- [Data extract]
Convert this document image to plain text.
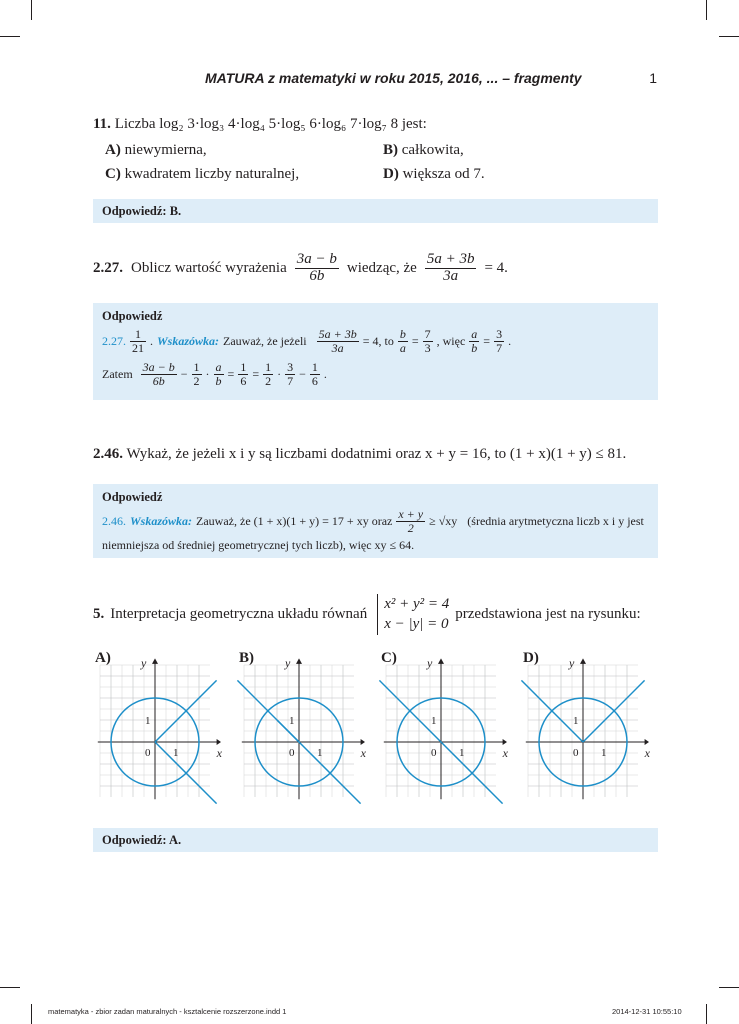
MATURA z matematyki w roku 2015, 2016, ... – fragmenty	1
11. Liczba log₂ 3·log₃ 4·log₄ 5·log₅ 6·log₆ 7·log₇ 8 jest:
A) niewymierna,	B) całkowita,
C) kwadratem liczby naturalnej,	D) większa od 7.
Odpowiedź: B.
2.27. Oblicz wartość wyrażenia $\frac{3a - b}{6b}$ wiedząc, że $\frac{5a + 3b}{3a} = 4$.
Odpowiedź
2.27. $\frac{1}{21}$ . Wskazówka: Zauważ, że jeżeli $\frac{5a + 3b}{3a} = 4$, to $\frac{b}{a} = \frac{7}{3}$ , więc $\frac{a}{b} = \frac{3}{7}$ .
Zatem $\frac{3a - b}{6b} - \frac{1}{2} \cdot \frac{a}{b} = \frac{1}{6} = \frac{1}{2} \cdot \frac{3}{7} - \frac{1}{6}$ .
2.46. Wykaż, że jeżeli x i y są liczbami dodatnimi oraz x + y = 16, to (1 + x)(1 + y) ≤ 81.
Odpowiedź
2.46. Wskazówka: Zauważ, że (1 + x)(1 + y) = 17 + xy oraz $\frac{x + y}{2} \ge √xy$ (średnia arytmetyczna liczb x i y jest
niemniejsza od średniej geometrycznej tych liczb), więc xy ≤ 64.
5. Interpretacja geometryczna układu równań
x² + y² = 4
x − |y| = 0
przedstawiona jest na rysunku:
A)
x
y
0 1
1
B)
x
y
0 1
1
C)
x
y
0 1
1
D)
x
y
0 1
1
Odpowiedź: A.
matematyka - zbior zadan maturalnych - ksztalcenie rozszerzone.indd 1	2014-12-31 10:55:10
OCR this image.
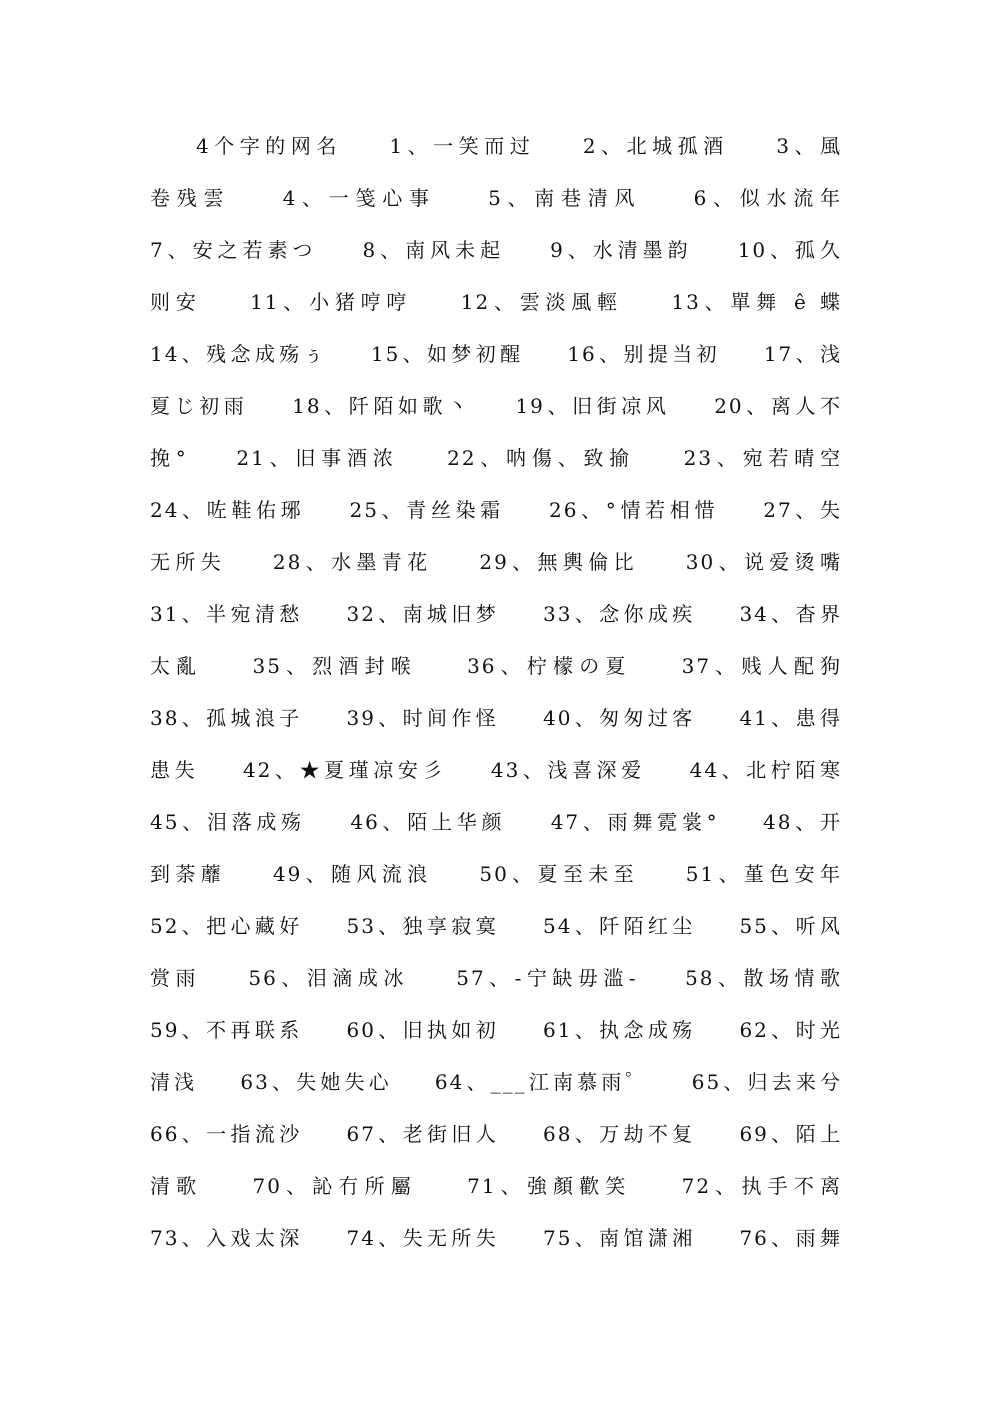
4个字的网名    1、一笑而过    2、北城孤酒    3、風
卷残雲    4、一笺心事    5、南巷清风    6、似水流年
7、安之若素つ    8、南风未起    9、水清墨韵    10、孤久
则安    11、小猪哼哼    12、雲淡風輕    13、單舞 ê 蝶
14、残念成殇ぅ    15、如梦初醒    16、别提当初    17、浅
夏じ初雨    18、阡陌如歌丶    19、旧街凉风    20、离人不
挽°    21、旧事酒浓    22、呐傷、致揄    23、宛若晴空
24、咗鞋佑琊    25、青丝染霜    26、°情若相惜    27、失
无所失    28、水墨青花    29、無輿倫比    30、说爱烫嘴
31、半宛清愁    32、南城旧梦    33、念你成疾    34、杳界
太亂    35、烈酒封喉    36、柠檬の夏    37、贱人配狗
38、孤城浪子    39、时间作怪    40、匆匆过客    41、患得
患失    42、★夏瑾凉安彡    43、浅喜深爱    44、北柠陌寒
45、泪落成殇    46、陌上华颜    47、雨舞霓裳°    48、开
到荼蘼    49、随风流浪    50、夏至未至    51、堇色安年
52、把心藏好    53、独享寂寞    54、阡陌红尘    55、听风
赏雨    56、泪滴成冰    57、-宁缺毋滥-    58、散场情歌
59、不再联系    60、旧执如初    61、执念成殇    62、时光
清浅    63、失她失心    64、___江南慕雨゜    65、归去来兮
66、一指流沙    67、老街旧人    68、万劫不复    69、陌上
清歌    70、訫冇所屬    71、強顏歡笑    72、执手不离
73、入戏太深    74、失无所失    75、南馆潇湘    76、雨舞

- [Written exercise] Which lines contain the word "image"? Copy each of them.

- [Finished answer]
Convert this document image to plain text.
OCR this image.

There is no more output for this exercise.